* _EXERCISE INSTRUCTIONS_:
Copy out the complete listing, word for word.

* _SUPPLIED MATERIAL_:
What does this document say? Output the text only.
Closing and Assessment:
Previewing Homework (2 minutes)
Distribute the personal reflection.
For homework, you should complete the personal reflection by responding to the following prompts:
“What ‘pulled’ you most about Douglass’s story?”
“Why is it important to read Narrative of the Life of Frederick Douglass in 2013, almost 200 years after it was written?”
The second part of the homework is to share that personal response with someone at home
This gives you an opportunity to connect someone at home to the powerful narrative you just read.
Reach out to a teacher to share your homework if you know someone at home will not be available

* _WRITTEN REPLY_:
What does this document say? Output the text only.
Closing and Assessment:
Previewing Homework (2 minutes)
Distribute the personal reflection.
For homework, you should complete the personal reflection by responding to the following prompts:
“What ‘pulled’ you most about Douglass’s story?”
“Why is it important to read Narrative of the Life of Frederick Douglass in 2013, almost 200 years after it was written?”
The second part of the homework is to share that personal response with someone at home
This gives you an opportunity to connect someone at home to the powerful narrative you just read.
Reach out to a teacher to share your homework if you know someone at home will not be available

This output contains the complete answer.